# [Written exercise]
Turn each row below into a JSON list of strings, with one string per line and blank lines left out.

# [Dataset rows]
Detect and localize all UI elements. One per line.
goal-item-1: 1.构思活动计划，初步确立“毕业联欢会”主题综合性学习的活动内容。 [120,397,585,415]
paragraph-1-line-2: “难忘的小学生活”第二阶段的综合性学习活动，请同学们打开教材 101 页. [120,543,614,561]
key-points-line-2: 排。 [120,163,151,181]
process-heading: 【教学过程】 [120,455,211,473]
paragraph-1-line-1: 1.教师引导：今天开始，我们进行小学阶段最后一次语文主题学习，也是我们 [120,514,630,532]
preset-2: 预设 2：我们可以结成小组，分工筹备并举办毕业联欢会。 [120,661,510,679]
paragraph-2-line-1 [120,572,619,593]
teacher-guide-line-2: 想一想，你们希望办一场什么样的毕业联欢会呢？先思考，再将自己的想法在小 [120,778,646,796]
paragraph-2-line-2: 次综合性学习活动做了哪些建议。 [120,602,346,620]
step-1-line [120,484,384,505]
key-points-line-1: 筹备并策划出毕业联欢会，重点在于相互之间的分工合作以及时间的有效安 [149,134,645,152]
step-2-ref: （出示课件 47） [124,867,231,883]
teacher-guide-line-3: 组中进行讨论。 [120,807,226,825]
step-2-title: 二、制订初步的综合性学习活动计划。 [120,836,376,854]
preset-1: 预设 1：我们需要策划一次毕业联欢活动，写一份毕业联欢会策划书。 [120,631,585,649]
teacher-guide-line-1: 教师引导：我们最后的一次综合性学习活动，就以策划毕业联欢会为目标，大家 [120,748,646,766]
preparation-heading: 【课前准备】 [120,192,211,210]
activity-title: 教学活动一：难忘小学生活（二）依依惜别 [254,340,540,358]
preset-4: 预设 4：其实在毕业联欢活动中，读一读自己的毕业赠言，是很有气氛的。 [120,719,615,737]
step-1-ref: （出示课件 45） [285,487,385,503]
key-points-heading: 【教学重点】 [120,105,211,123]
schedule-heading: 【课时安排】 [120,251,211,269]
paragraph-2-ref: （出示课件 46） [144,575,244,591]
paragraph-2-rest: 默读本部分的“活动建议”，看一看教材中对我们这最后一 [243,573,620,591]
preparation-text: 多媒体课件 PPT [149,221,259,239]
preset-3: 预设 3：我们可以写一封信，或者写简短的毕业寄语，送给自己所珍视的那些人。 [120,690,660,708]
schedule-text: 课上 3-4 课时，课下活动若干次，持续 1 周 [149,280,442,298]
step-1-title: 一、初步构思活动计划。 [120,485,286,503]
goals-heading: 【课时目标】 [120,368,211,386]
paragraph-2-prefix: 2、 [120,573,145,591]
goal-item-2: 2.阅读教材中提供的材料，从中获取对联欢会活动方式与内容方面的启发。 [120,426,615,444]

# [Solution]
[
  "Detect and localize all UI elements. One per line.",
  "goal-item-1: 1.构思活动计划，初步确立“毕业联欢会”主题综合性学习的活动内容。 [120,397,585,415]",
  "paragraph-1-line-2: “难忘的小学生活”第二阶段的综合性学习活动，请同学们打开教材 101 页. [120,543,614,561]",
  "key-points-line-2: 排。 [120,163,151,181]",
  "process-heading: 【教学过程】 [120,455,211,473]",
  "paragraph-1-line-1: 1.教师引导：今天开始，我们进行小学阶段最后一次语文主题学习，也是我们 [120,514,630,532]",
  "preset-2: 预设 2：我们可以结成小组，分工筹备并举办毕业联欢会。 [120,661,510,679]",
  "paragraph-2-line-1 [120,572,619,593]",
  "teacher-guide-line-2: 想一想，你们希望办一场什么样的毕业联欢会呢？先思考，再将自己的想法在小 [120,778,646,796]",
  "paragraph-2-line-2: 次综合性学习活动做了哪些建议。 [120,602,346,620]",
  "step-1-line [120,484,384,505]",
  "key-points-line-1: 筹备并策划出毕业联欢会，重点在于相互之间的分工合作以及时间的有效安 [149,134,645,152]",
  "step-2-ref: （出示课件 47） [124,867,231,883]",
  "teacher-guide-line-3: 组中进行讨论。 [120,807,226,825]",
  "step-2-title: 二、制订初步的综合性学习活动计划。 [120,836,376,854]",
  "preset-1: 预设 1：我们需要策划一次毕业联欢活动，写一份毕业联欢会策划书。 [120,631,585,649]",
  "teacher-guide-line-1: 教师引导：我们最后的一次综合性学习活动，就以策划毕业联欢会为目标，大家 [120,748,646,766]",
  "preparation-heading: 【课前准备】 [120,192,211,210]",
  "activity-title: 教学活动一：难忘小学生活（二）依依惜别 [254,340,540,358]",
  "preset-4: 预设 4：其实在毕业联欢活动中，读一读自己的毕业赠言，是很有气氛的。 [120,719,615,737]",
  "step-1-ref: （出示课件 45） [285,487,385,503]",
  "key-points-heading: 【教学重点】 [120,105,211,123]",
  "schedule-heading: 【课时安排】 [120,251,211,269]",
  "paragraph-2-ref: （出示课件 46） [144,575,244,591]",
  "paragraph-2-rest: 默读本部分的“活动建议”，看一看教材中对我们这最后一 [243,573,620,591]",
  "preparation-text: 多媒体课件 PPT [149,221,259,239]",
  "preset-3: 预设 3：我们可以写一封信，或者写简短的毕业寄语，送给自己所珍视的那些人。 [120,690,660,708]",
  "schedule-text: 课上 3-4 课时，课下活动若干次，持续 1 周 [149,280,442,298]",
  "step-1-title: 一、初步构思活动计划。 [120,485,286,503]",
  "goals-heading: 【课时目标】 [120,368,211,386]",
  "paragraph-2-prefix: 2、 [120,573,145,591]",
  "goal-item-2: 2.阅读教材中提供的材料，从中获取对联欢会活动方式与内容方面的启发。 [120,426,615,444]"
]